WRITTEN TASK
The answer should be a single number: how many lines of the entries below hold the word "weight".

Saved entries
## BEGIN

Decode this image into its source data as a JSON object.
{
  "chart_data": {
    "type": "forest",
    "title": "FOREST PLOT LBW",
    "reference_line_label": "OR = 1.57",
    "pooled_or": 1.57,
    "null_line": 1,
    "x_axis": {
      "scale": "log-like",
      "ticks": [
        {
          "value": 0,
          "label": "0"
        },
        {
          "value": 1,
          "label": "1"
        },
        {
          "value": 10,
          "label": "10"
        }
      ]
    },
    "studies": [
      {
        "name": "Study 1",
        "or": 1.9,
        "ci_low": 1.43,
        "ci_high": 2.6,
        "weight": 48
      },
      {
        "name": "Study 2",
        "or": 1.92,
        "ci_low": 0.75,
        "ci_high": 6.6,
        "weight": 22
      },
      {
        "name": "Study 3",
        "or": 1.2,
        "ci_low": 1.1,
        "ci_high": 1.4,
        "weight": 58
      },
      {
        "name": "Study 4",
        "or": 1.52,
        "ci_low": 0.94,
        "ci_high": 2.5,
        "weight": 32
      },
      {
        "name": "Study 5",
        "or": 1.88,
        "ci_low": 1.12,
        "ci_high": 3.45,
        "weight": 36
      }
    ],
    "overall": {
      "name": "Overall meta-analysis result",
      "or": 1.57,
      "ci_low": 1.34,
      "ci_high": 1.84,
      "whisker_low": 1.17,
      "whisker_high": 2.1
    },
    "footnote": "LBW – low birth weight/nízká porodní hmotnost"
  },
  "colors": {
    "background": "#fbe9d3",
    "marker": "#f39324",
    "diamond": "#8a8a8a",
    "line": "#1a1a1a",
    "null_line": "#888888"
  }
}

## END

RESULT OF THE EXERCISE
6